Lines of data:
(begin)
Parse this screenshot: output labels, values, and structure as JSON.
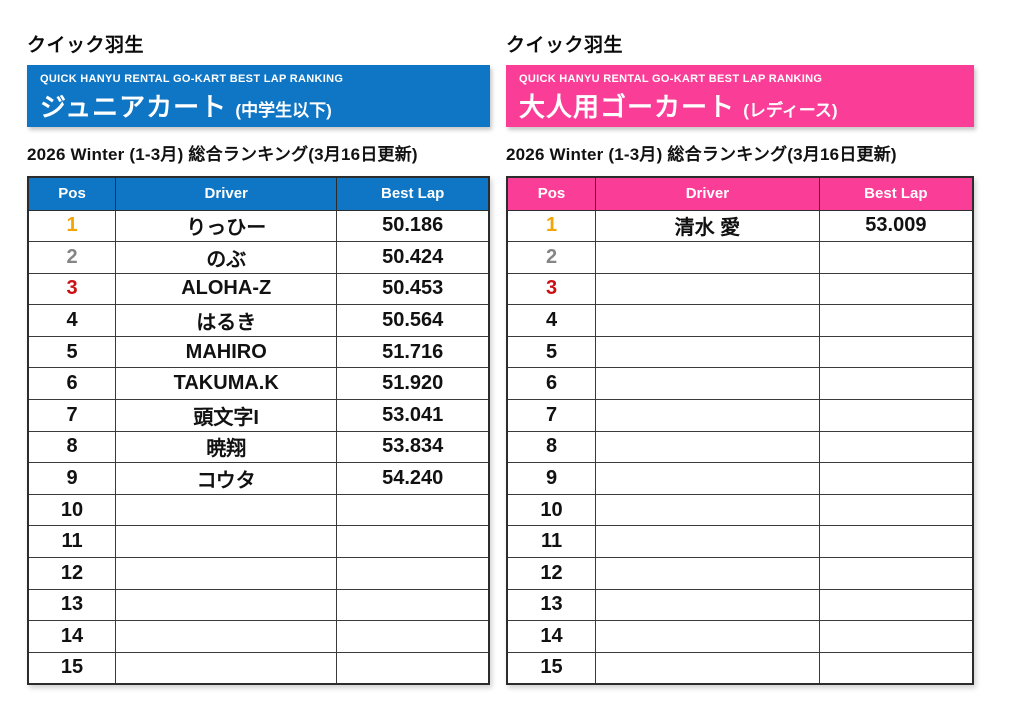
{
  "colors": {
    "junior_accent": "#0E76C4",
    "ladies_accent": "#FA3E98",
    "pos1_gold": "#F2A504",
    "pos2_silver": "#858585",
    "pos3_red": "#CB0F14"
  },
  "panels": [
    {
      "site_title": "クイック羽生",
      "banner": {
        "tagline": "QUICK HANYU RENTAL GO-KART BEST LAP RANKING",
        "category": "ジュニアカート",
        "category_note": "(中学生以下)"
      },
      "season_line": "2026 Winter (1-3月) 総合ランキング(3月16日更新)",
      "columns": {
        "pos": "Pos",
        "driver": "Driver",
        "best_lap": "Best Lap"
      },
      "rows": [
        {
          "pos": "1",
          "driver": "りっひー",
          "best_lap": "50.186"
        },
        {
          "pos": "2",
          "driver": "のぶ",
          "best_lap": "50.424"
        },
        {
          "pos": "3",
          "driver": "ALOHA-Z",
          "best_lap": "50.453"
        },
        {
          "pos": "4",
          "driver": "はるき",
          "best_lap": "50.564"
        },
        {
          "pos": "5",
          "driver": "MAHIRO",
          "best_lap": "51.716"
        },
        {
          "pos": "6",
          "driver": "TAKUMA.K",
          "best_lap": "51.920"
        },
        {
          "pos": "7",
          "driver": "頭文字I",
          "best_lap": "53.041"
        },
        {
          "pos": "8",
          "driver": "暁翔",
          "best_lap": "53.834"
        },
        {
          "pos": "9",
          "driver": "コウタ",
          "best_lap": "54.240"
        },
        {
          "pos": "10",
          "driver": "",
          "best_lap": ""
        },
        {
          "pos": "11",
          "driver": "",
          "best_lap": ""
        },
        {
          "pos": "12",
          "driver": "",
          "best_lap": ""
        },
        {
          "pos": "13",
          "driver": "",
          "best_lap": ""
        },
        {
          "pos": "14",
          "driver": "",
          "best_lap": ""
        },
        {
          "pos": "15",
          "driver": "",
          "best_lap": ""
        }
      ]
    },
    {
      "site_title": "クイック羽生",
      "banner": {
        "tagline": "QUICK HANYU RENTAL GO-KART BEST LAP RANKING",
        "category": "大人用ゴーカート",
        "category_note": "(レディース)"
      },
      "season_line": "2026 Winter (1-3月) 総合ランキング(3月16日更新)",
      "columns": {
        "pos": "Pos",
        "driver": "Driver",
        "best_lap": "Best Lap"
      },
      "rows": [
        {
          "pos": "1",
          "driver": "清水 愛",
          "best_lap": "53.009"
        },
        {
          "pos": "2",
          "driver": "",
          "best_lap": ""
        },
        {
          "pos": "3",
          "driver": "",
          "best_lap": ""
        },
        {
          "pos": "4",
          "driver": "",
          "best_lap": ""
        },
        {
          "pos": "5",
          "driver": "",
          "best_lap": ""
        },
        {
          "pos": "6",
          "driver": "",
          "best_lap": ""
        },
        {
          "pos": "7",
          "driver": "",
          "best_lap": ""
        },
        {
          "pos": "8",
          "driver": "",
          "best_lap": ""
        },
        {
          "pos": "9",
          "driver": "",
          "best_lap": ""
        },
        {
          "pos": "10",
          "driver": "",
          "best_lap": ""
        },
        {
          "pos": "11",
          "driver": "",
          "best_lap": ""
        },
        {
          "pos": "12",
          "driver": "",
          "best_lap": ""
        },
        {
          "pos": "13",
          "driver": "",
          "best_lap": ""
        },
        {
          "pos": "14",
          "driver": "",
          "best_lap": ""
        },
        {
          "pos": "15",
          "driver": "",
          "best_lap": ""
        }
      ]
    }
  ]
}
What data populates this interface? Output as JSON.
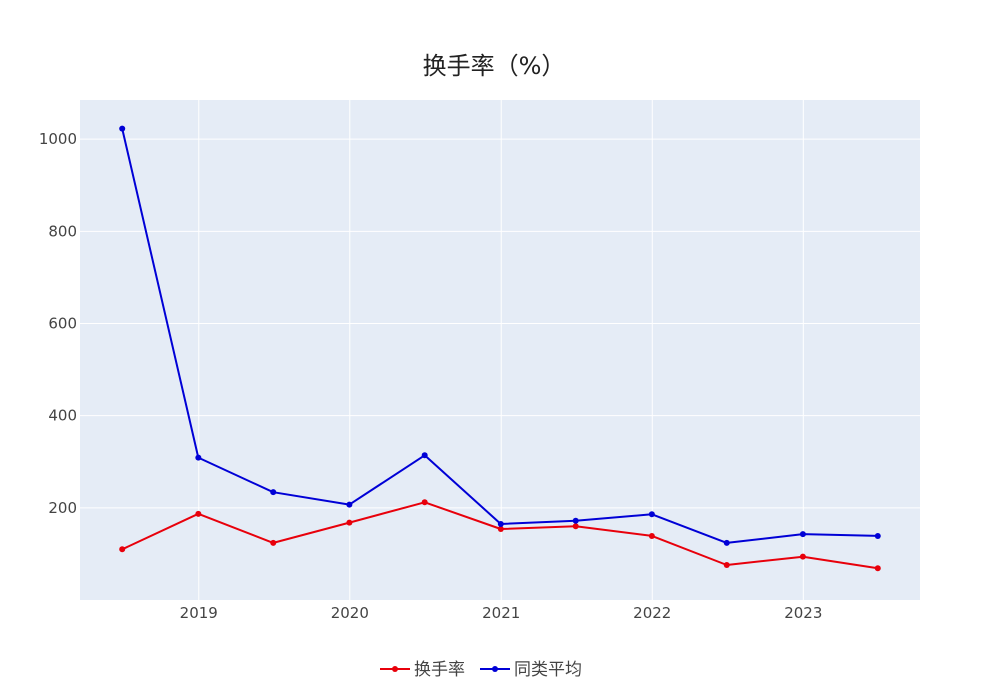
{
  "chart_data": {
    "type": "line",
    "title": "换手率（%）",
    "xlabel": "",
    "ylabel": "",
    "x_tick_labels": [
      "2019",
      "2020",
      "2021",
      "2022",
      "2023"
    ],
    "x_ticks": [
      "2019-01-01",
      "2020-01-01",
      "2021-01-01",
      "2022-01-01",
      "2023-01-01"
    ],
    "x": [
      "2018-06-30",
      "2018-12-31",
      "2019-06-30",
      "2019-12-31",
      "2020-06-30",
      "2020-12-31",
      "2021-06-30",
      "2021-12-31",
      "2022-06-30",
      "2022-12-31",
      "2023-06-30"
    ],
    "xlim": [
      "2018-03-20",
      "2023-10-10"
    ],
    "y_ticks": [
      200,
      400,
      600,
      800,
      1000
    ],
    "ylim": [
      0,
      1085
    ],
    "grid": true,
    "legend_position": "bottom-center",
    "series": [
      {
        "name": "换手率",
        "color": "#e8000b",
        "values": [
          110,
          187,
          124,
          168,
          212,
          154,
          160,
          139,
          76,
          94,
          69
        ]
      },
      {
        "name": "同类平均",
        "color": "#0000d6",
        "values": [
          1023,
          309,
          234,
          207,
          314,
          165,
          172,
          186,
          124,
          143,
          139
        ]
      }
    ]
  },
  "colors": {
    "plot_background": "#e5ecf6",
    "grid": "#ffffff",
    "text": "#444444"
  }
}
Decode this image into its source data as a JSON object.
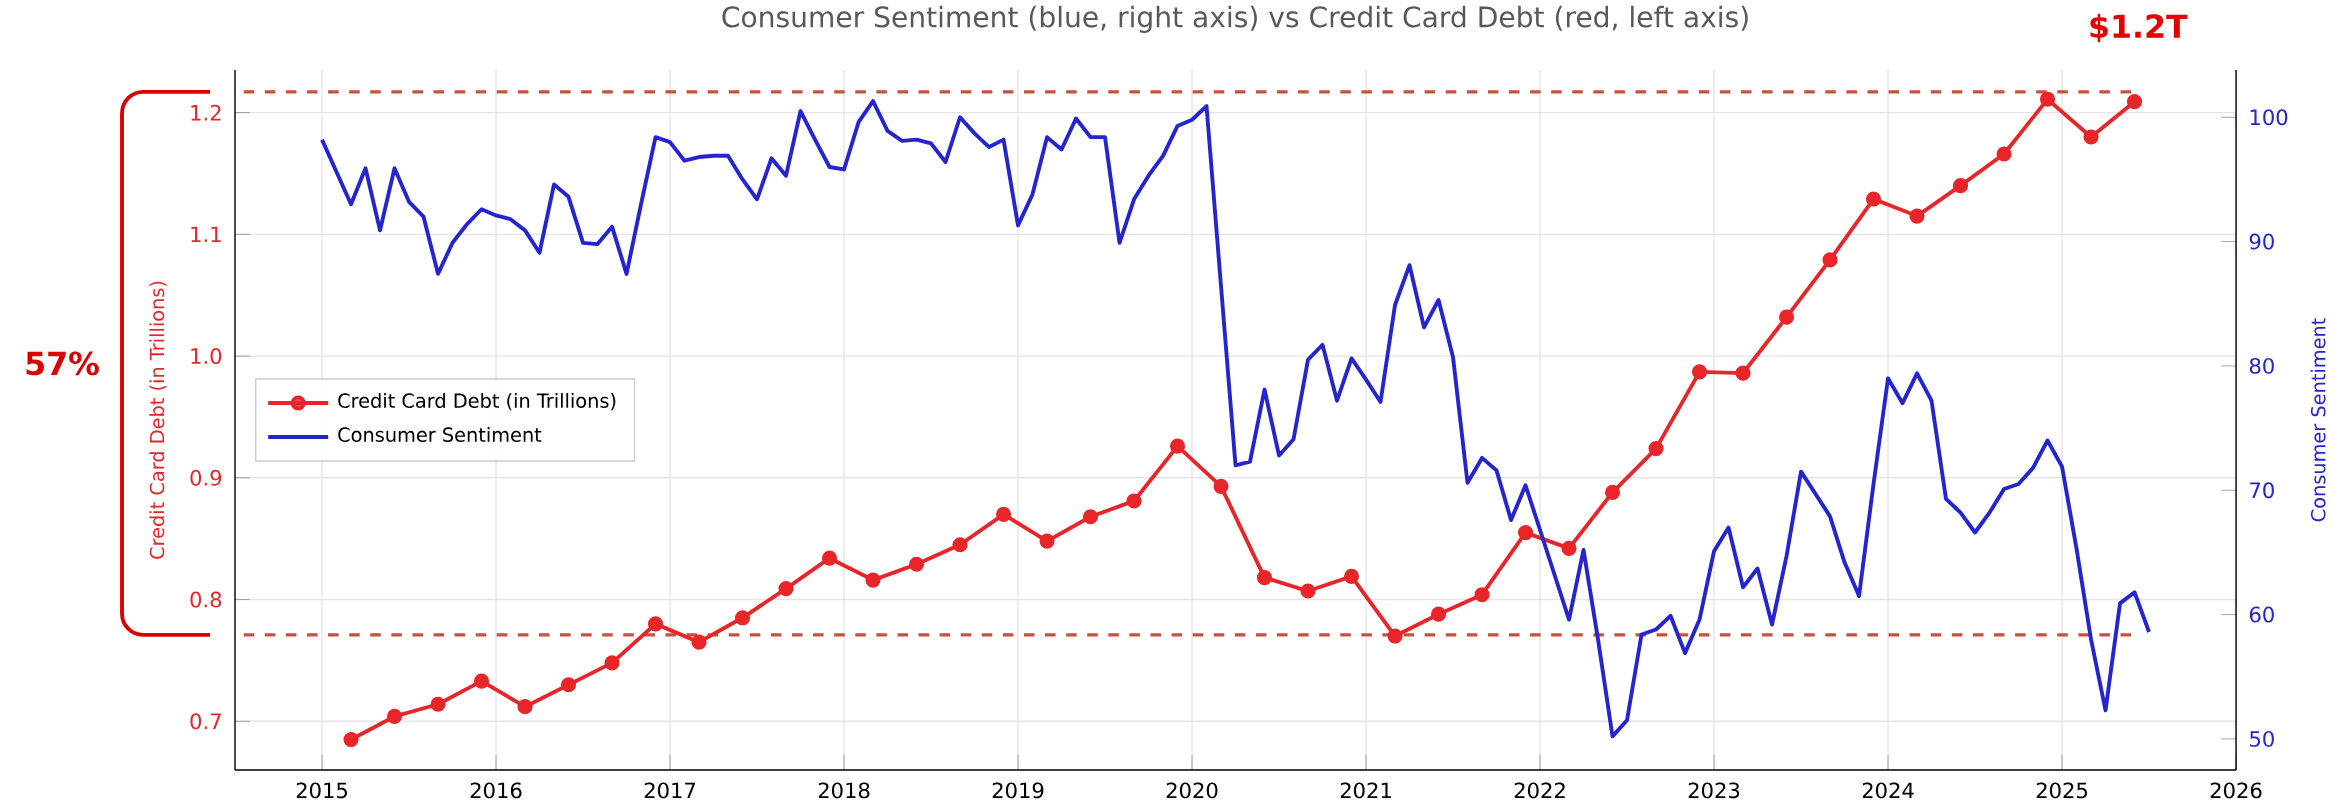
(end)
▸ **EXERCISE AIM**: Go through the entries above and pull out each line with "this" in it.

▸ **FINAL ANSWER**:
Parse this screenshot: output labels, values, and structure as JSON.
What data populates this interface? Output as JSON.
Decode this image into its source data as a JSON object.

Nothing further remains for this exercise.